Stored records

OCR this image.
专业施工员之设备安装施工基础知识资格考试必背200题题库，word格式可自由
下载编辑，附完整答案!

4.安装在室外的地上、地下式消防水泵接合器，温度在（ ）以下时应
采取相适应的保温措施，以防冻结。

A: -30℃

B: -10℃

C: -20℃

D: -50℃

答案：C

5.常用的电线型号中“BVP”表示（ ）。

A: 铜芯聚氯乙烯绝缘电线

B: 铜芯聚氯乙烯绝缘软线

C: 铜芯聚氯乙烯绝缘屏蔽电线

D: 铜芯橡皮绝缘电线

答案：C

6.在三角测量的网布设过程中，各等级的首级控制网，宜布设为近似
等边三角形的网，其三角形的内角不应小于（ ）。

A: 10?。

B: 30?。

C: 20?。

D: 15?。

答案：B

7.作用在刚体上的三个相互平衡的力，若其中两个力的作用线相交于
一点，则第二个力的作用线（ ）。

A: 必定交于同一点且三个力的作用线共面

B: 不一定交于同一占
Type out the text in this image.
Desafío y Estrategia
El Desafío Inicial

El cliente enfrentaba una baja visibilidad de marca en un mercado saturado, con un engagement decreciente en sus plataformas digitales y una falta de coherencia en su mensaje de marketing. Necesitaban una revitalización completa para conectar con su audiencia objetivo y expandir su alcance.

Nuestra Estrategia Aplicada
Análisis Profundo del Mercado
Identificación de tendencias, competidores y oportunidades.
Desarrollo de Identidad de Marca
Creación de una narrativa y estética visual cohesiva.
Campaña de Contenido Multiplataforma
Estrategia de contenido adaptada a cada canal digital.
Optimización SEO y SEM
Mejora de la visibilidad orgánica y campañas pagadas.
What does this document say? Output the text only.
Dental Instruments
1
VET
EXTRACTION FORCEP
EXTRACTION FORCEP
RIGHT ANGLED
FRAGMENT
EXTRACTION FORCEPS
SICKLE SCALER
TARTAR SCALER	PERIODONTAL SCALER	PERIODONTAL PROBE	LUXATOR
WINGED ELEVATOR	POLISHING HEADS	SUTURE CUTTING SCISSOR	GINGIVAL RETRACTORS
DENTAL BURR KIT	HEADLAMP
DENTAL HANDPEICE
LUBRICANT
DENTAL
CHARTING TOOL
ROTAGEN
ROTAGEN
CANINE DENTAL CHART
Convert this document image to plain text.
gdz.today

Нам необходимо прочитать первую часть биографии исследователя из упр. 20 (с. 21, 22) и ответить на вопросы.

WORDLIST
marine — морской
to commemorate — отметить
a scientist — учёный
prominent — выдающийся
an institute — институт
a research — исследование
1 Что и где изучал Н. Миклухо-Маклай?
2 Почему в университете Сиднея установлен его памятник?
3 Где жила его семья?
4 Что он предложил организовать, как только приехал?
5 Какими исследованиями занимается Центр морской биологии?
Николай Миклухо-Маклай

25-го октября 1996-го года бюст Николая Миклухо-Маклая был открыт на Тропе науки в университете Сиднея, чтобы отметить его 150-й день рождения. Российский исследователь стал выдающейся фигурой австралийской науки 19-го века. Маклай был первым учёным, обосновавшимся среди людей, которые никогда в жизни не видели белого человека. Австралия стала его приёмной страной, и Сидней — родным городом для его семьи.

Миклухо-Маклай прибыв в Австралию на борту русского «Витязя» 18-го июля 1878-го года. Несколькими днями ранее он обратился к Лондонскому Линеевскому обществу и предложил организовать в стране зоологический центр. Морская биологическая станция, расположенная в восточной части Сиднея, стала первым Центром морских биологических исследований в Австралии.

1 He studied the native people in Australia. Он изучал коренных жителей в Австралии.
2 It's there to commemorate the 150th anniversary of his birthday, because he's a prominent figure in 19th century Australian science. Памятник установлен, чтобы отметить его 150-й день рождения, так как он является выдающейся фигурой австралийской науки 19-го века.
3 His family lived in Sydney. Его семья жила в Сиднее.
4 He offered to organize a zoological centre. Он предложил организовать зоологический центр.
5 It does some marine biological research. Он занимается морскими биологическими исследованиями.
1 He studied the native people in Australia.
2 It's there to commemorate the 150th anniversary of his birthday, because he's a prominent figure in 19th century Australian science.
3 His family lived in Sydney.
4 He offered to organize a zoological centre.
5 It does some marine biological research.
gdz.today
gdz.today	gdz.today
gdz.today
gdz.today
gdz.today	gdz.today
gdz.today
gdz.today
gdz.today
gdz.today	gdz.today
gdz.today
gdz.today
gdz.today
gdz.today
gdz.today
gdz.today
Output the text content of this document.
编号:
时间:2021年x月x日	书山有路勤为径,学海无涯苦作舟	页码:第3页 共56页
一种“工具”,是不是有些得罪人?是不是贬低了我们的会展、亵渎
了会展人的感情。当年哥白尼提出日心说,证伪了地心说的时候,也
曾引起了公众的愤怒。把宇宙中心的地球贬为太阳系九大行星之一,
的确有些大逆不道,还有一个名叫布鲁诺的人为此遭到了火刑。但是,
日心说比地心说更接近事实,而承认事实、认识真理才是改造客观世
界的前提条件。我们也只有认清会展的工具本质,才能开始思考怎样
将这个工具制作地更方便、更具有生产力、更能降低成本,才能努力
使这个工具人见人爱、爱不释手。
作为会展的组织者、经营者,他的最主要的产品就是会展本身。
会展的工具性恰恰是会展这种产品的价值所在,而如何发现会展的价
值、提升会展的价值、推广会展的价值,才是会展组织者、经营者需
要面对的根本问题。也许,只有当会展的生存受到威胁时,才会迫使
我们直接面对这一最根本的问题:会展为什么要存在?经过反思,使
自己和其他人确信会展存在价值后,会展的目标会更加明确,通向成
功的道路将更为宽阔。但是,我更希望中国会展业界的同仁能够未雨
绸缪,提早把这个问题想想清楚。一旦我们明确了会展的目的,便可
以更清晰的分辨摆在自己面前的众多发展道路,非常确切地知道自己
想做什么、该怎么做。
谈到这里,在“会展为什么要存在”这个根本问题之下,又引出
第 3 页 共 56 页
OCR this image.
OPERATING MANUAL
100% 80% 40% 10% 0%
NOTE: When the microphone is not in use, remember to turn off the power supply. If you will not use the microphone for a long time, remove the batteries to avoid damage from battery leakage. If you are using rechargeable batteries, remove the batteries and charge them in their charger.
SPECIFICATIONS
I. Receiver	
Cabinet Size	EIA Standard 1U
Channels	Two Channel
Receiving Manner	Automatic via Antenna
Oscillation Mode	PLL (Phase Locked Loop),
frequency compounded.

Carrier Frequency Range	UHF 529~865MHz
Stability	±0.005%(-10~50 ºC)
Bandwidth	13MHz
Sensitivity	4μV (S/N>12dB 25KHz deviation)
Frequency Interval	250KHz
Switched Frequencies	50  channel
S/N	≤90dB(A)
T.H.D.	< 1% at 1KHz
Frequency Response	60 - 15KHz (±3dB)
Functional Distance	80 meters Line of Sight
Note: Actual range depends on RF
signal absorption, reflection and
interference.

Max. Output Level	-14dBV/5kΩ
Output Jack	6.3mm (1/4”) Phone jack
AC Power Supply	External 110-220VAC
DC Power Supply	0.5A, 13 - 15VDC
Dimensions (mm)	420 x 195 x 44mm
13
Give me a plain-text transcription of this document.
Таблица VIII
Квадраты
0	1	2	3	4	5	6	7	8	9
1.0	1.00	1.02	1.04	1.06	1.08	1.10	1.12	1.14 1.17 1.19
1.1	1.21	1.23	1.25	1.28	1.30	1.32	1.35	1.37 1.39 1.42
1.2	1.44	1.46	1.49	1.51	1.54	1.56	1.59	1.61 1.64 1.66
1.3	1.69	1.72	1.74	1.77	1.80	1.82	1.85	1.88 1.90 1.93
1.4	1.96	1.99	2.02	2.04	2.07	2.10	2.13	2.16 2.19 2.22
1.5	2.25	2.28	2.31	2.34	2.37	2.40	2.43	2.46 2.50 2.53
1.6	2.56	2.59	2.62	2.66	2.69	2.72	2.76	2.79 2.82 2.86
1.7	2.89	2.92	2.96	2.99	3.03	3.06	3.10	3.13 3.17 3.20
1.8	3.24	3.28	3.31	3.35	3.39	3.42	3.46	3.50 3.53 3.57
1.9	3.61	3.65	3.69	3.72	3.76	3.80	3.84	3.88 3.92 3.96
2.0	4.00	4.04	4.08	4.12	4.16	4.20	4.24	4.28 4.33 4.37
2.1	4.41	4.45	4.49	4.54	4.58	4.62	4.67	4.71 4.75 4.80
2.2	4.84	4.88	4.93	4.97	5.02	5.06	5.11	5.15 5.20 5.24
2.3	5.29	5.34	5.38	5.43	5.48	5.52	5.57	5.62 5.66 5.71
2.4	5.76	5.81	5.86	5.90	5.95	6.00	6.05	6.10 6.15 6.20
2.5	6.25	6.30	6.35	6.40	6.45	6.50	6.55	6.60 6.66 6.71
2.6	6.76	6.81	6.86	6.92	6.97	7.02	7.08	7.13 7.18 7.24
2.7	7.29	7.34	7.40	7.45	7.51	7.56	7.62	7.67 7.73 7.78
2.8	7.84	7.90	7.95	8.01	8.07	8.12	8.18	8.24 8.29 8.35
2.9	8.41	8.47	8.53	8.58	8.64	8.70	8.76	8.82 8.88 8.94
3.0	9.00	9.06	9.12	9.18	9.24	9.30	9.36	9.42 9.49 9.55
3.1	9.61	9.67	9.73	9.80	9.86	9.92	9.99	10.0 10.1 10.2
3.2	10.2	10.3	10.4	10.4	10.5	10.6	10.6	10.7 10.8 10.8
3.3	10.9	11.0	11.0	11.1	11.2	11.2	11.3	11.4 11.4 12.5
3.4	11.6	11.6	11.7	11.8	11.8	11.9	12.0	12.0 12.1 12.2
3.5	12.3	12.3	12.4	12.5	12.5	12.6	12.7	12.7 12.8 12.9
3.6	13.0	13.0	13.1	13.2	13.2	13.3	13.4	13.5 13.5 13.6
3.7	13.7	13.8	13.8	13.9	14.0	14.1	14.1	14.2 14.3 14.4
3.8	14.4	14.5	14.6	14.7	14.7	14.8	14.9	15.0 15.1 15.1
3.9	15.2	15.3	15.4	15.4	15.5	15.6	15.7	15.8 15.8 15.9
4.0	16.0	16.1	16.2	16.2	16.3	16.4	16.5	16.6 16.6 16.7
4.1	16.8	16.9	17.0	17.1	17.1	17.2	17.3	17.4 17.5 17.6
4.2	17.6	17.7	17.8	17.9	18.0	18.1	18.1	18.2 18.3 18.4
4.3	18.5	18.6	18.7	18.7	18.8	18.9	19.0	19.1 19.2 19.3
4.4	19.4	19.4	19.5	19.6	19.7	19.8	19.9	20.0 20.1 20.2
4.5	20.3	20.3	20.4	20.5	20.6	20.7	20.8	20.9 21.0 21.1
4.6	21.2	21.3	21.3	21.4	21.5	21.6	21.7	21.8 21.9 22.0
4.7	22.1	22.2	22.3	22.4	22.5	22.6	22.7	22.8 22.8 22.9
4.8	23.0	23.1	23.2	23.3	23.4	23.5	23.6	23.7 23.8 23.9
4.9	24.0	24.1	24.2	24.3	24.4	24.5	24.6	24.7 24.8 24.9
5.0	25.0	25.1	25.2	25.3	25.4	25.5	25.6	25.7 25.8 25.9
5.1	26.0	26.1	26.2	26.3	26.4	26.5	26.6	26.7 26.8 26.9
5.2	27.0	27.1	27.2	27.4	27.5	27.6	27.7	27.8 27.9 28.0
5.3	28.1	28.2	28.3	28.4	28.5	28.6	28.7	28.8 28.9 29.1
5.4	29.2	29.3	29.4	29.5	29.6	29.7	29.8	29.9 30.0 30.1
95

### WHAT YOU NEED TO DO
Select and copy every line from the records that includes the word "lived".

### SOLUTION FOR THIS EXERCISE
3 His family lived in Sydney. Его семья жила в Сиднее.
3 His family lived in Sydney.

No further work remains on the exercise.